Excerpt =
#####

All six arguments are 32-bit integers.

PC = pc0 + dpc

The program counter is the sum of the pc0 parameter, representing the first address in a function, and the dpc parameter, a delta value. This is so that code is nominally position-independent, which might be useful for simulating dynamic loading/linking, and so the switch statement can look up dpc in a table directly rather than having to subtract a value first.

SP = sp1 - 16

The stack pointer is at a fixed offset from the sp1 parameter, which is the stack pointer of the surrounding function prior to the call (and, thus, the canonical frame address).

integer arguments

The first two integer arguments to be passed to the function are stored in the r0 and r1 parameters.

Return PC

The PC to which execution will return is passed in the rpc parameter. There’s a good case to be made that we shouldn’t do this and save a parameter instead, but that requires changes to GCC; in any case, it makes debugging easier to have a fast way of accessing the return PC.

All six arguments are 32-bit integers. There are two ways of calling an asm.js function:

ordinary calls

In an ordinary call, dpc is set to zero, pc0 is set to the program counter value assigned to the function, sp is set to the stack pointer at the beginning of the function, r0 and r1 are set to the first two integer arguments to the function, and rpc is set to the return address for the function.

continuation calls

In a continuation call, dpc is set to the negative of pc0, which is set to the program counter value assigned to the function, sp is set to the current function’s frame pointer, r0 and r1 are ignored, and rpc is set as above. In such a call, the function will jump to the default label in the master switch statement and restore all registers from the register save area, a block of memory pointed to by the sp argument (which actually becomes the fp register; sp is restored to a different value by this code). The function then continues executing at the restored dpc value, which is usually different from 0.

Similarly, there are two ways of leaving an asm.js function. Both ways correspond to a return statement in the asm.js code; leaving functions through JavaScript exceptions is not supported.

ordinary return

In an ordinary return, the per-thread variable rv is set to the return value and the value that was passed as sp in the ordinary call that started this function is returned using a JavaScript return statement. Since sp is always aligned to a 32-bit boundary, its lower-order two bits are 0: src_javascript{sp & 3 == 0}.

#####

Data provided =
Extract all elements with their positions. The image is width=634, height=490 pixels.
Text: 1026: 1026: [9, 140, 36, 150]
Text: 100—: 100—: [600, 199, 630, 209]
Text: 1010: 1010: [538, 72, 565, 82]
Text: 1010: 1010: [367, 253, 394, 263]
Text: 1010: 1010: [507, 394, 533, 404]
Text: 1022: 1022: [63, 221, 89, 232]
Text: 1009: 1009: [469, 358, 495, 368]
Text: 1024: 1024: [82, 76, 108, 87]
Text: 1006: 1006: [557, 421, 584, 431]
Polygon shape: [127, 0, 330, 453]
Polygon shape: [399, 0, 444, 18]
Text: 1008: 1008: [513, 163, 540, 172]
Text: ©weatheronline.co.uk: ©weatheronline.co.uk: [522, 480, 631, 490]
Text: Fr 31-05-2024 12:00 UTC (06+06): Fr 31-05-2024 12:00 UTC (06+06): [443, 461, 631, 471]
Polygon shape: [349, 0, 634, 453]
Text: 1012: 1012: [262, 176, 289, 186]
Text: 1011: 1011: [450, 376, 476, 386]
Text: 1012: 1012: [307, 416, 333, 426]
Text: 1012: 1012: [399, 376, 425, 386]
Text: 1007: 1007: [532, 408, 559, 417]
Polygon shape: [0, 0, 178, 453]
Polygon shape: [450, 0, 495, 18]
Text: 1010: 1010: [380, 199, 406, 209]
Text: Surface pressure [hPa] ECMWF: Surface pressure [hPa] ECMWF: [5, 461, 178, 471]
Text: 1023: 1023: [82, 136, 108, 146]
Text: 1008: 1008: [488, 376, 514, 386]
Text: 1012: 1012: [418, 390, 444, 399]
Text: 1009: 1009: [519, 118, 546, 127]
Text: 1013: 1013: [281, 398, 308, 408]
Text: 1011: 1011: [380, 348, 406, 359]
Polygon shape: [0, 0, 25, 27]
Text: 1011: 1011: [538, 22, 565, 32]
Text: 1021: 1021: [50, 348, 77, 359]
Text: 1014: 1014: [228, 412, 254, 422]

#####

Tasks =
#1 List the parameters that the asm.js calling-convention excerpt names as the function's 32-bit integer arguments.
#2 According to the asm.js calling-convention excerpt, what value is dpc set to in a continuation call?
#3 Resume the asm.js calling-convention excerpt from its last sentence.

Written responses =
#1 pc0, dpc, sp1, r0, r1, rpc

#2 It is set to the negative of pc0.

#3
special return

In a special return, a value is returned whose lower-order two bits are not 0. In fact, those two bits are a tag specifying what should happen with the rest of the return value, which is turned into a pointer by ignoring the lower-order two bits.

If the tag value is 1, one of two things happened: either the function is blocked waiting for an asynchronous event to wake up the thread again and resume execution, or the function needs to access the VM stack; for example, a __builtin_frame_address expression might be evaluated.

In both of these cases, the asm.js function(s) further up the stack save their registers to their respective register save areas on the VM stack and return the same value that was returned to them; the ultimate return value of the asm.js invocation is thus the frame pointer of the innermost asm.js function to be executed plus the constant 1.

Once control returns to JavaScript code, the two cases once again become different: if waiting for an asynchronous event, the JavaScript code returns so the JavaScript VM can execute other code, which will at some point wake up the asm.js thread and continue execution. If the function merely needs to access the VM stack, control returns to the asm.js code immediately.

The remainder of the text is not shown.